- What you should do
Going through the material below, please gather all lines with the word "Académie" in them.

- Extracted entries
────────

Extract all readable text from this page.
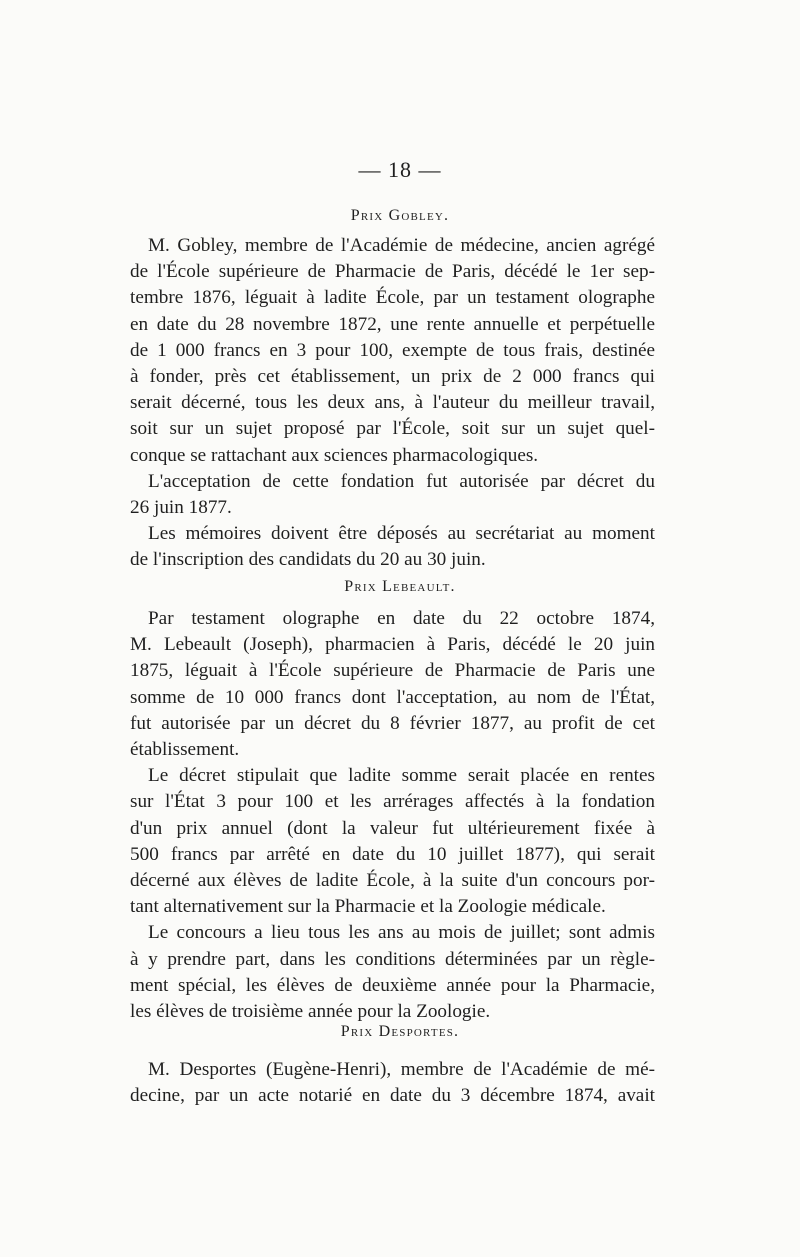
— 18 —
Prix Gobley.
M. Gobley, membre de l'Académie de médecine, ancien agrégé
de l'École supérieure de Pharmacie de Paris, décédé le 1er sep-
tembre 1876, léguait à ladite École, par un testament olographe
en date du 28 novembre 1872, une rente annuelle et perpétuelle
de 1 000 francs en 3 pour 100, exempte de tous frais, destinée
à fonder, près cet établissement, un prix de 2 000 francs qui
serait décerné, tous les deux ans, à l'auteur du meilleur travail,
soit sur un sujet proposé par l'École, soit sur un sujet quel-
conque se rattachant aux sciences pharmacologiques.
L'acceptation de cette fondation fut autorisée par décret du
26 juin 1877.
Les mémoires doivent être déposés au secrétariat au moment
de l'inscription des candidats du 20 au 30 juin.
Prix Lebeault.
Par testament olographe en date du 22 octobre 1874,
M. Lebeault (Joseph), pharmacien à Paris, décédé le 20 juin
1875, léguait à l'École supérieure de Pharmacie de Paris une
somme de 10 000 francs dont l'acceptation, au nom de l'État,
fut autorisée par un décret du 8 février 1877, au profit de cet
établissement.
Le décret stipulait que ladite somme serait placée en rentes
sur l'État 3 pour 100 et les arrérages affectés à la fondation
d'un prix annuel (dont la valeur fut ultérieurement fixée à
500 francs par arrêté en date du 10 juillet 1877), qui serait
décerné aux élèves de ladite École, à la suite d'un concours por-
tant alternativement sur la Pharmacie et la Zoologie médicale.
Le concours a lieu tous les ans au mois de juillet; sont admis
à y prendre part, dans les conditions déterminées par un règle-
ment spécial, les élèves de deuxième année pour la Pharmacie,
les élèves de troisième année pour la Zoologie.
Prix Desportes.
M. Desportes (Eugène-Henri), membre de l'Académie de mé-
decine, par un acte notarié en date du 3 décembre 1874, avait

────────

- Response for this exercise
M. Gobley, membre de l'Académie de médecine, ancien agrégé
M. Desportes (Eugène-Henri), membre de l'Académie de mé-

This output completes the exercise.